▶ **WHAT TO PRODUCE**
Write out all of the entries that follow, word for word, but skip the pictures.

■ ■ ■ ■

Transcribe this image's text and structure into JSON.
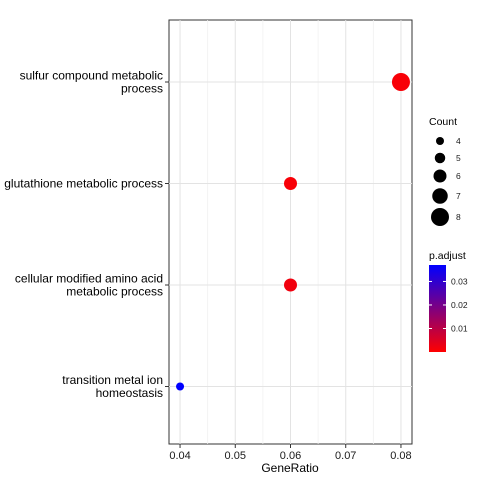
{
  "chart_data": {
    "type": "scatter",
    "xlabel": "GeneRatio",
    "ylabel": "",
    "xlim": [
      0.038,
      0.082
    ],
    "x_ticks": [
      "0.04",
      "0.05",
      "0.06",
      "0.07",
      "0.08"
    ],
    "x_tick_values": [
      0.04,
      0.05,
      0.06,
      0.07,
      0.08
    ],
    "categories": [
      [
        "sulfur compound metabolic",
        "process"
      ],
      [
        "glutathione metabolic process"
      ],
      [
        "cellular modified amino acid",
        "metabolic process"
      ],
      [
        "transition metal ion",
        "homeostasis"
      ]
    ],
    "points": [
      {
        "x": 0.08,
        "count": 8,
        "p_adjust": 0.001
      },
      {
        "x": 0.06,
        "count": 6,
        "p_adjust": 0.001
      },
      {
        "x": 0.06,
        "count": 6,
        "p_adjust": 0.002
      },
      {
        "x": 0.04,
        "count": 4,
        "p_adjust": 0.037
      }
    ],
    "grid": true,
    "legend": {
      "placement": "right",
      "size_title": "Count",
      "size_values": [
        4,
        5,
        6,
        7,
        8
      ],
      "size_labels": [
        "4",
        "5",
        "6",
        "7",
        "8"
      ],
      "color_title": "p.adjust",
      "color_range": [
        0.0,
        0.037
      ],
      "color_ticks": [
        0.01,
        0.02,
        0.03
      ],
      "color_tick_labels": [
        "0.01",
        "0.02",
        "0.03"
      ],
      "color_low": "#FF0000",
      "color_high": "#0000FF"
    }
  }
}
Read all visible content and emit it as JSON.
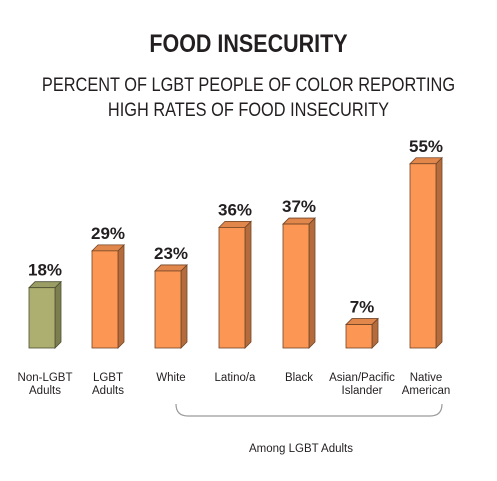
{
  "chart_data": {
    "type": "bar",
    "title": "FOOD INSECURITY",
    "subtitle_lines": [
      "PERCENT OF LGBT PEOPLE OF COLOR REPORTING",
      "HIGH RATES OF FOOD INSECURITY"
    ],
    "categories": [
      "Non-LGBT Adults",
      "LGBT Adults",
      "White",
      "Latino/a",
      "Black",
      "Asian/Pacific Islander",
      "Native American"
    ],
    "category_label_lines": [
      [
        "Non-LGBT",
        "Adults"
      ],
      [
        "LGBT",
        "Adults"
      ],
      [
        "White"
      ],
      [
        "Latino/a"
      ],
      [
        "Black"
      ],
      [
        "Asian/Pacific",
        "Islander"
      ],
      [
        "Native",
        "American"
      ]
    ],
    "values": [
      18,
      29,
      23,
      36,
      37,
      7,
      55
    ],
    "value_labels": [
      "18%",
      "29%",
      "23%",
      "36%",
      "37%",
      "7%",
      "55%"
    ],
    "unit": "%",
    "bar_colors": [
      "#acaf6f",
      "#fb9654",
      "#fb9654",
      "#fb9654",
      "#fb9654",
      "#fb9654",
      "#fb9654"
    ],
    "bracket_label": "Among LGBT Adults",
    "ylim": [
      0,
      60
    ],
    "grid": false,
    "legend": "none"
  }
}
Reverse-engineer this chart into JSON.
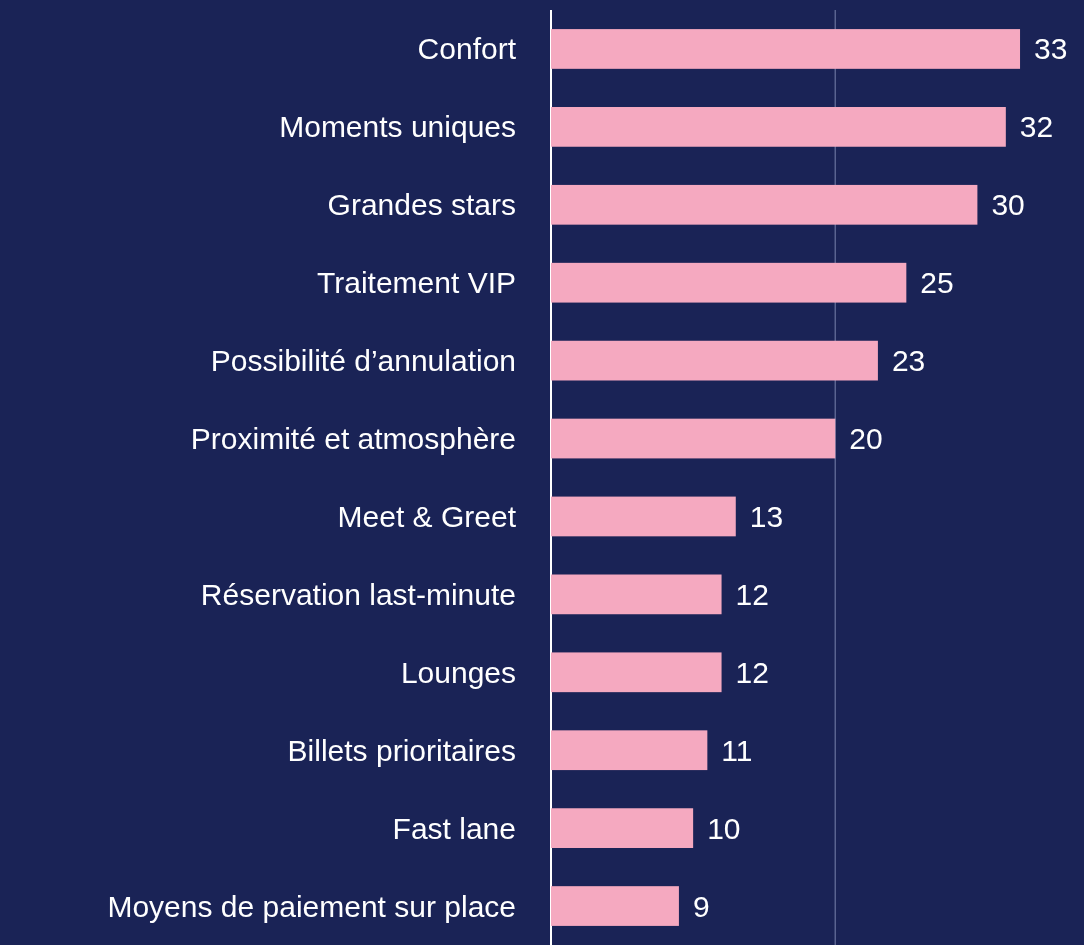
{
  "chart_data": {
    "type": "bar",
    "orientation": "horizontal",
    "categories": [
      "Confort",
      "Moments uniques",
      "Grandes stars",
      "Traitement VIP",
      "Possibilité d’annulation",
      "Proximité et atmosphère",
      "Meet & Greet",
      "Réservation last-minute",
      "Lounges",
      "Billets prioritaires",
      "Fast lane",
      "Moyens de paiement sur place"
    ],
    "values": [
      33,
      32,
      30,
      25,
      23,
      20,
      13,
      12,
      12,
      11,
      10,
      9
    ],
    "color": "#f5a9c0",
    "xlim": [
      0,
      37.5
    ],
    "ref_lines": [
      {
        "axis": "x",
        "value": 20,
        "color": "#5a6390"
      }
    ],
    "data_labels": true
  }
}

■ ■ ■ ■

▶ **REPLY TO THE EXERCISE**
Transcribe this image's text and structure into JSON.
{
  "chart_data": {
    "type": "scatter",
    "xlabel": "GeneRatio",
    "ylabel": "",
    "xlim": [
      0.038,
      0.082
    ],
    "x_ticks": [
      "0.04",
      "0.05",
      "0.06",
      "0.07",
      "0.08"
    ],
    "x_tick_values": [
      0.04,
      0.05,
      0.06,
      0.07,
      0.08
    ],
    "categories": [
      [
        "sulfur compound metabolic",
        "process"
      ],
      [
        "glutathione metabolic process"
      ],
      [
        "cellular modified amino acid",
        "metabolic process"
      ],
      [
        "transition metal ion",
        "homeostasis"
      ]
    ],
    "points": [
      {
        "x": 0.08,
        "count": 8,
        "p_adjust": 0.001
      },
      {
        "x": 0.06,
        "count": 6,
        "p_adjust": 0.001
      },
      {
        "x": 0.06,
        "count": 6,
        "p_adjust": 0.002
      },
      {
        "x": 0.04,
        "count": 4,
        "p_adjust": 0.037
      }
    ],
    "grid": true,
    "legend": {
      "placement": "right",
      "size_title": "Count",
      "size_values": [
        4,
        5,
        6,
        7,
        8
      ],
      "size_labels": [
        "4",
        "5",
        "6",
        "7",
        "8"
      ],
      "color_title": "p.adjust",
      "color_range": [
        0.0,
        0.037
      ],
      "color_ticks": [
        0.01,
        0.02,
        0.03
      ],
      "color_tick_labels": [
        "0.01",
        "0.02",
        "0.03"
      ],
      "color_low": "#FF0000",
      "color_high": "#0000FF"
    }
  }
}
Read all visible content and emit it as JSON.
{
  "chart_data": {
    "type": "bar",
    "title": "FOOD INSECURITY",
    "subtitle_lines": [
      "PERCENT OF LGBT PEOPLE OF COLOR REPORTING",
      "HIGH RATES OF FOOD INSECURITY"
    ],
    "categories": [
      "Non-LGBT Adults",
      "LGBT Adults",
      "White",
      "Latino/a",
      "Black",
      "Asian/Pacific Islander",
      "Native American"
    ],
    "category_label_lines": [
      [
        "Non-LGBT",
        "Adults"
      ],
      [
        "LGBT",
        "Adults"
      ],
      [
        "White"
      ],
      [
        "Latino/a"
      ],
      [
        "Black"
      ],
      [
        "Asian/Pacific",
        "Islander"
      ],
      [
        "Native",
        "American"
      ]
    ],
    "values": [
      18,
      29,
      23,
      36,
      37,
      7,
      55
    ],
    "value_labels": [
      "18%",
      "29%",
      "23%",
      "36%",
      "37%",
      "7%",
      "55%"
    ],
    "unit": "%",
    "bar_colors": [
      "#acaf6f",
      "#fb9654",
      "#fb9654",
      "#fb9654",
      "#fb9654",
      "#fb9654",
      "#fb9654"
    ],
    "bracket_label": "Among LGBT Adults",
    "ylim": [
      0,
      60
    ],
    "grid": false,
    "legend": "none"
  }
}
Reverse-engineer this chart into JSON.
{
  "chart_data": {
    "type": "bar",
    "orientation": "horizontal",
    "categories": [
      "Confort",
      "Moments uniques",
      "Grandes stars",
      "Traitement VIP",
      "Possibilité d’annulation",
      "Proximité et atmosphère",
      "Meet & Greet",
      "Réservation last-minute",
      "Lounges",
      "Billets prioritaires",
      "Fast lane",
      "Moyens de paiement sur place"
    ],
    "values": [
      33,
      32,
      30,
      25,
      23,
      20,
      13,
      12,
      12,
      11,
      10,
      9
    ],
    "color": "#f5a9c0",
    "xlim": [
      0,
      37.5
    ],
    "ref_lines": [
      {
        "axis": "x",
        "value": 20,
        "color": "#5a6390"
      }
    ],
    "data_labels": true
  }
}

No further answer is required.